• **Directions**
Please find all lines in the data that hold the string "HDMI" and copy them.

── Provided records ──

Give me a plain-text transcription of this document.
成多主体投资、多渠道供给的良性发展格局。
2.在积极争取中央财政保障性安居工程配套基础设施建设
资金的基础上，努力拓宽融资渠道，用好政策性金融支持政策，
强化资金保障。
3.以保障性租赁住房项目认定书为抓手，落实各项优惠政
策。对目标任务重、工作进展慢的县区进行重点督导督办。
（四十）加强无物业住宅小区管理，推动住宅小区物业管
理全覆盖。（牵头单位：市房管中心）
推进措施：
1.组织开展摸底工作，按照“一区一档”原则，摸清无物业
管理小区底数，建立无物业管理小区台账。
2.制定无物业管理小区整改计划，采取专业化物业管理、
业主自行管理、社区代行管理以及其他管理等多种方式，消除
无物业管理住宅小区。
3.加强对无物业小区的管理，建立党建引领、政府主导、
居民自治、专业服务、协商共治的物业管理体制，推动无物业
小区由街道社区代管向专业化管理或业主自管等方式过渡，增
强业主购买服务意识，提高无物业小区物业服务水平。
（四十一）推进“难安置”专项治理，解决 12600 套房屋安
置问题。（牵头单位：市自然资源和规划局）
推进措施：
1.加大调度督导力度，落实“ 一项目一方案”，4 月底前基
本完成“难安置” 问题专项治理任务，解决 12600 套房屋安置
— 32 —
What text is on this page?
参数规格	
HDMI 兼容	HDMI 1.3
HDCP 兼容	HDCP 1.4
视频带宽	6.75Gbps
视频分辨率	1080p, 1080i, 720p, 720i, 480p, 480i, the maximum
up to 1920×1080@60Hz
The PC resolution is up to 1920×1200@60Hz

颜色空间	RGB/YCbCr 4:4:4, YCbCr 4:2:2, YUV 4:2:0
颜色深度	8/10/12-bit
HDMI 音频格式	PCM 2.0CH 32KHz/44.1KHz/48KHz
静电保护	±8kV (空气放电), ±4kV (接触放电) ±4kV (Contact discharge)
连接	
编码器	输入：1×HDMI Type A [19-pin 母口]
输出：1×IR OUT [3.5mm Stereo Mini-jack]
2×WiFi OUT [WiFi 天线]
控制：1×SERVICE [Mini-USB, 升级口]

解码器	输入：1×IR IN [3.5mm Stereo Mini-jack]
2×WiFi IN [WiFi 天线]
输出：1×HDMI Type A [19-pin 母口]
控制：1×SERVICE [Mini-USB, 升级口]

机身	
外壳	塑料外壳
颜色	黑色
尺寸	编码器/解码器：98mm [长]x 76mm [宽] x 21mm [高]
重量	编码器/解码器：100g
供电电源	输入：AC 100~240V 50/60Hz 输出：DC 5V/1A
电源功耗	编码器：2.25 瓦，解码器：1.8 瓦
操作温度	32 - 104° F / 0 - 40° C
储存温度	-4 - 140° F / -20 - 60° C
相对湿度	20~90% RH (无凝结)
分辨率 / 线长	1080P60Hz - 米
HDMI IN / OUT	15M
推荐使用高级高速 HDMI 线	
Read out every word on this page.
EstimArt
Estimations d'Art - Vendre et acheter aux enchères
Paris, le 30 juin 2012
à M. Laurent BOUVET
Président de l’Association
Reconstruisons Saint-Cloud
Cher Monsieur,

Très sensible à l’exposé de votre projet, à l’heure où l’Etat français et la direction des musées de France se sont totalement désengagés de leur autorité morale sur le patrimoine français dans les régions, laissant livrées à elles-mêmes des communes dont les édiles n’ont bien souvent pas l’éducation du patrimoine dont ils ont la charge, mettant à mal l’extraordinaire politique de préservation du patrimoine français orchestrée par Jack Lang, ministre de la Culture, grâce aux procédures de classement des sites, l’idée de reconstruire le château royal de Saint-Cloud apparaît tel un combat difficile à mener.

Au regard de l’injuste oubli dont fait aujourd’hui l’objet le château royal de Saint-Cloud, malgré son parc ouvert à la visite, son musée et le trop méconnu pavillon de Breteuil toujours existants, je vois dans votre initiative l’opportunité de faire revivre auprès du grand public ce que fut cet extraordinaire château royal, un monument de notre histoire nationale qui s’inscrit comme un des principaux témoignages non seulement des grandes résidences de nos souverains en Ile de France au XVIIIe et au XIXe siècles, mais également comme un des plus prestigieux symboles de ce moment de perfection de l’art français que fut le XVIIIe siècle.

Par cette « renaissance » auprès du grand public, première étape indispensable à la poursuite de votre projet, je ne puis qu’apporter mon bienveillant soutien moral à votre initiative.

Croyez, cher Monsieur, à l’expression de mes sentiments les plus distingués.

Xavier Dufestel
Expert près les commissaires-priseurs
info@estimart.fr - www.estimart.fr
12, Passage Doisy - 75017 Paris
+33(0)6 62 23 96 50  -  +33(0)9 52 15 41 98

───

• **Full answer**
HDMI 兼容	HDMI 1.3
HDMI 音频格式	PCM 2.0CH 32KHz/44.1KHz/48KHz
编码器	输入：1×HDMI Type A [19-pin 母口]
输出：1×HDMI Type A [19-pin 母口]
HDMI IN / OUT	15M
推荐使用高级高速 HDMI 线	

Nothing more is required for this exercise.